[Dataset rows about figures]
__________

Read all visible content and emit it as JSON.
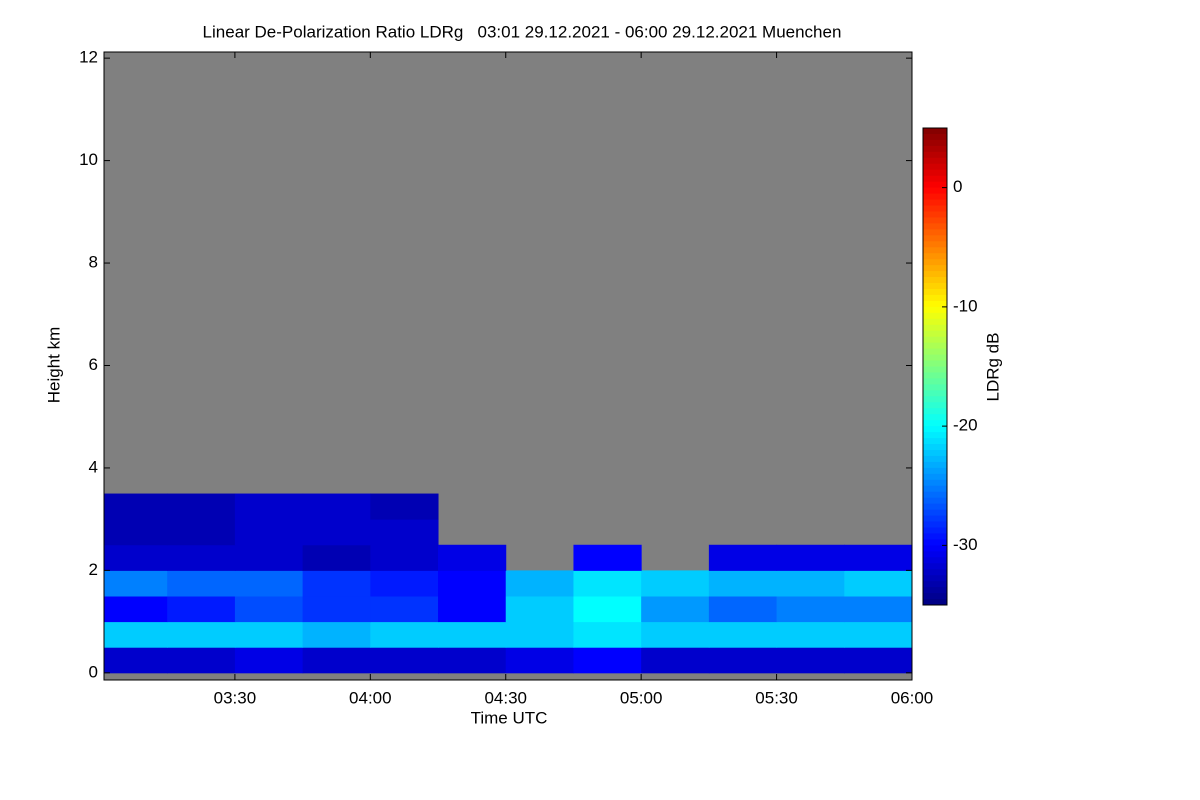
{
  "chart_data": {
    "type": "heatmap",
    "title": "Linear De-Polarization Ratio LDRg   03:01 29.12.2021 - 06:00 29.12.2021 Muenchen",
    "x_label": "Time UTC",
    "y_label": "Height km",
    "colorbar_label": "LDRg dB",
    "x_edges": [
      3.0167,
      3.25,
      3.5,
      3.75,
      4.0,
      4.25,
      4.5,
      4.75,
      5.0,
      5.25,
      5.5,
      5.75,
      6.0
    ],
    "y_edges": [
      0,
      0.5,
      1,
      1.5,
      2,
      2.5,
      3,
      3.5
    ],
    "z": [
      [
        -32,
        -32,
        -31,
        -32,
        -32,
        -32,
        -31,
        -30,
        -32,
        -32,
        -32,
        -32
      ],
      [
        -22,
        -22,
        -22,
        -23,
        -22,
        -22,
        -22,
        -21,
        -22,
        -22,
        -22,
        -22
      ],
      [
        -30,
        -29,
        -27,
        -28,
        -28,
        -30,
        -22,
        -20,
        -24,
        -26,
        -25,
        -25
      ],
      [
        -25,
        -26,
        -26,
        -28,
        -29,
        -30,
        -23,
        -21,
        -22,
        -23,
        -23,
        -22
      ],
      [
        -32,
        -32,
        -32,
        -33,
        -32,
        -31,
        null,
        -30,
        null,
        -31,
        -31,
        -31
      ],
      [
        -33,
        -33,
        -32,
        -32,
        -32,
        null,
        null,
        null,
        null,
        null,
        null,
        null
      ],
      [
        -33,
        -33,
        -32,
        -32,
        -33,
        null,
        null,
        null,
        null,
        null,
        null,
        null
      ]
    ],
    "xlim": [
      3.0167,
      6.0
    ],
    "xticks": [
      {
        "value": 3.5,
        "label": "03:30"
      },
      {
        "value": 4.0,
        "label": "04:00"
      },
      {
        "value": 4.5,
        "label": "04:30"
      },
      {
        "value": 5.0,
        "label": "05:00"
      },
      {
        "value": 5.5,
        "label": "05:30"
      },
      {
        "value": 6.0,
        "label": "06:00"
      }
    ],
    "ylim": [
      -0.14,
      12.12
    ],
    "yticks": [
      0,
      2,
      4,
      6,
      8,
      10,
      12
    ],
    "zlim": [
      -35,
      5
    ],
    "zticks": [
      -30,
      -20,
      -10,
      0
    ],
    "missing_color": "#808080"
  }
}
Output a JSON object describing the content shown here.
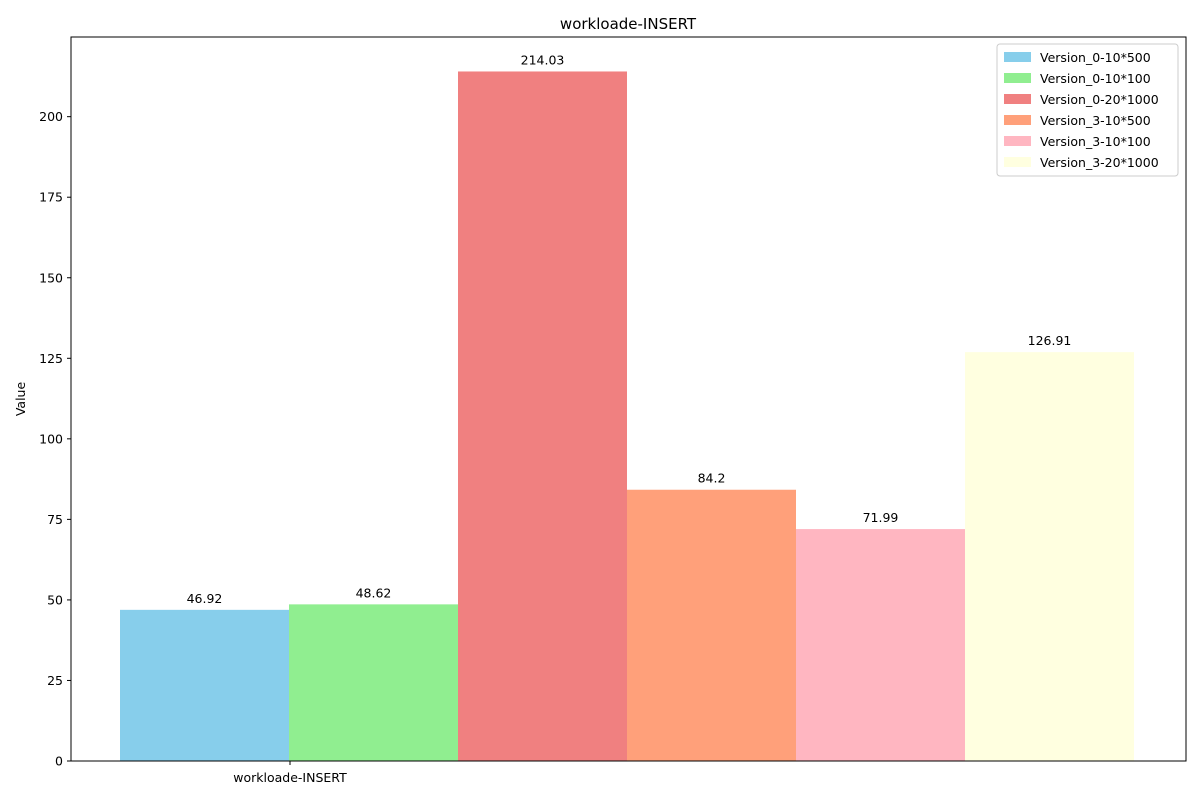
{
  "chart_data": {
    "type": "bar",
    "title": "workloade-INSERT",
    "xlabel": "",
    "ylabel": "Value",
    "categories": [
      "workloade-INSERT"
    ],
    "ylim": [
      0,
      224.73
    ],
    "yticks": [
      0,
      25,
      50,
      75,
      100,
      125,
      150,
      175,
      200
    ],
    "grid": false,
    "legend_position": "top-right",
    "series": [
      {
        "name": "Version_0-10*500",
        "values": [
          46.92
        ],
        "color": "#87CEEB"
      },
      {
        "name": "Version_0-10*100",
        "values": [
          48.62
        ],
        "color": "#90EE90"
      },
      {
        "name": "Version_0-20*1000",
        "values": [
          214.03
        ],
        "color": "#F08080"
      },
      {
        "name": "Version_3-10*500",
        "values": [
          84.2
        ],
        "color": "#FFA07A"
      },
      {
        "name": "Version_3-10*100",
        "values": [
          71.99
        ],
        "color": "#FFB6C1"
      },
      {
        "name": "Version_3-20*1000",
        "values": [
          126.91
        ],
        "color": "#FFFFE0"
      }
    ]
  }
}
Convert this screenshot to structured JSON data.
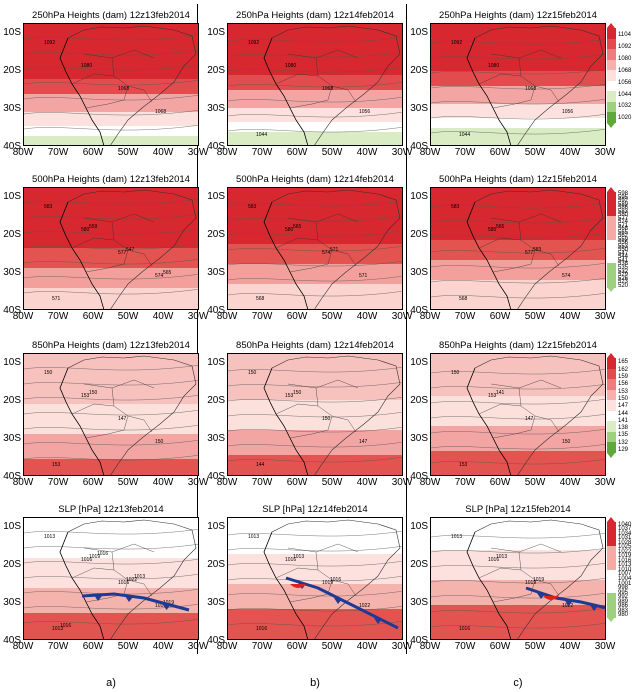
{
  "rows": [
    {
      "id": "250",
      "titles": [
        "250hPa Heights (dam)  12z13feb2014",
        "250hPa Heights (dam)  12z14feb2014",
        "250hPa Heights (dam)  12z15feb2014"
      ],
      "colorbar": {
        "labels": [
          "1104",
          "1092",
          "1080",
          "1068",
          "1056",
          "1044",
          "1032",
          "1020"
        ],
        "colors": [
          "#d7282f",
          "#e34c4f",
          "#ef7d7d",
          "#f6b1ae",
          "#fde1de",
          "#ffffff",
          "#d9ecc4",
          "#9ed17e",
          "#5fa93c"
        ]
      }
    },
    {
      "id": "500",
      "titles": [
        "500hPa Heights (dam)  12z13feb2014",
        "500hPa Heights (dam)  12z14feb2014",
        "500hPa Heights (dam)  12z15feb2014"
      ],
      "colorbar": {
        "labels": [
          "598",
          "595",
          "592",
          "589",
          "586",
          "583",
          "580",
          "577",
          "574",
          "571",
          "568",
          "565",
          "562",
          "559",
          "556",
          "553",
          "550",
          "547",
          "544",
          "541",
          "538",
          "535",
          "532",
          "529",
          "526",
          "523",
          "520"
        ],
        "colors": [
          "#d7282f",
          "#f5aaa6",
          "#ffffff",
          "#9ed17e"
        ]
      }
    },
    {
      "id": "850",
      "titles": [
        "850hPa Heights (dam)  12z13feb2014",
        "850hPa Heights (dam)  12z14feb2014",
        "850hPa Heights (dam)  12z15feb2014"
      ],
      "colorbar": {
        "labels": [
          "165",
          "162",
          "159",
          "156",
          "153",
          "150",
          "147",
          "144",
          "141",
          "138",
          "135",
          "132",
          "129"
        ],
        "colors": [
          "#d7282f",
          "#e34c4f",
          "#ef7d7d",
          "#f6b1ae",
          "#fde1de",
          "#ffffff",
          "#d9ecc4",
          "#9ed17e",
          "#5fa93c"
        ]
      }
    },
    {
      "id": "slp",
      "titles": [
        "SLP [hPa]  12z13feb2014",
        "SLP [hPa]  12z14feb2014",
        "SLP [hPa]  12z15feb2014"
      ],
      "colorbar": {
        "labels": [
          "1040",
          "1037",
          "1034",
          "1031",
          "1028",
          "1025",
          "1022",
          "1019",
          "1016",
          "1013",
          "1010",
          "1007",
          "1004",
          "1001",
          "998",
          "995",
          "992",
          "989",
          "986",
          "983",
          "980"
        ],
        "colors": [
          "#d7282f",
          "#f5aaa6",
          "#ffffff",
          "#9ed17e"
        ]
      }
    }
  ],
  "axes": {
    "ylabels": [
      "10S",
      "20S",
      "30S",
      "40S"
    ],
    "xlabels": [
      "80W",
      "70W",
      "60W",
      "50W",
      "40W",
      "30W"
    ]
  },
  "columns": [
    "a)",
    "b)",
    "c)"
  ],
  "contour_labels": {
    "250": [
      [
        "1092",
        "1080",
        "1068",
        "1068"
      ],
      [
        "1092",
        "1080",
        "1068",
        "1056",
        "1044"
      ],
      [
        "1092",
        "1080",
        "1068",
        "1056",
        "1044"
      ]
    ],
    "500": [
      [
        "583",
        "580",
        "577",
        "574",
        "571",
        "559",
        "547",
        "565"
      ],
      [
        "583",
        "580",
        "574",
        "571",
        "568",
        "565",
        "571"
      ],
      [
        "583",
        "580",
        "577",
        "574",
        "568",
        "565",
        "583"
      ]
    ],
    "850": [
      [
        "150",
        "153",
        "147",
        "150",
        "153",
        "150"
      ],
      [
        "150",
        "153",
        "150",
        "147",
        "144",
        "150"
      ],
      [
        "150",
        "153",
        "147",
        "150",
        "153",
        "141"
      ]
    ],
    "slp": [
      [
        "1013",
        "1016",
        "1016",
        "1010",
        "1013",
        "1019",
        "1022",
        "1019",
        "1016",
        "1016",
        "1013"
      ],
      [
        "1013",
        "1016",
        "1019",
        "1022",
        "1016",
        "1013",
        "1016"
      ],
      [
        "1013",
        "1016",
        "1019",
        "1022",
        "1016",
        "1013",
        "1019"
      ]
    ]
  }
}
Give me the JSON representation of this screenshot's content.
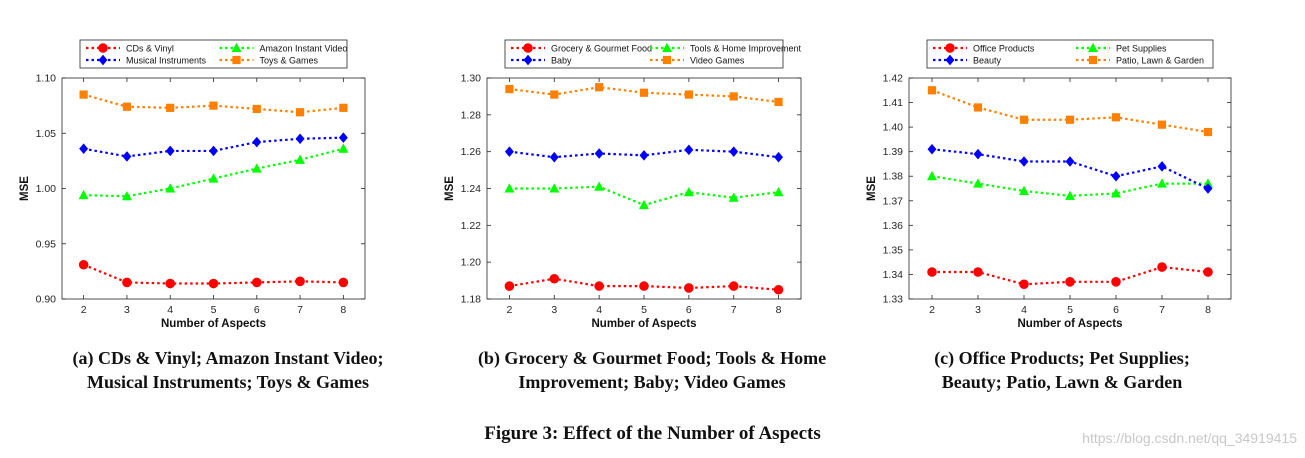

__________

• **EXERCISE INSTRUCTIONS**: Read the data above. Pull out each line in which the string "content" appears.

• **IN RESPONSE**:
Read all visible content and emit it as JSON.
Output a JSON object describing the content shown here.
Give me the JSON representation of this screenshot's content.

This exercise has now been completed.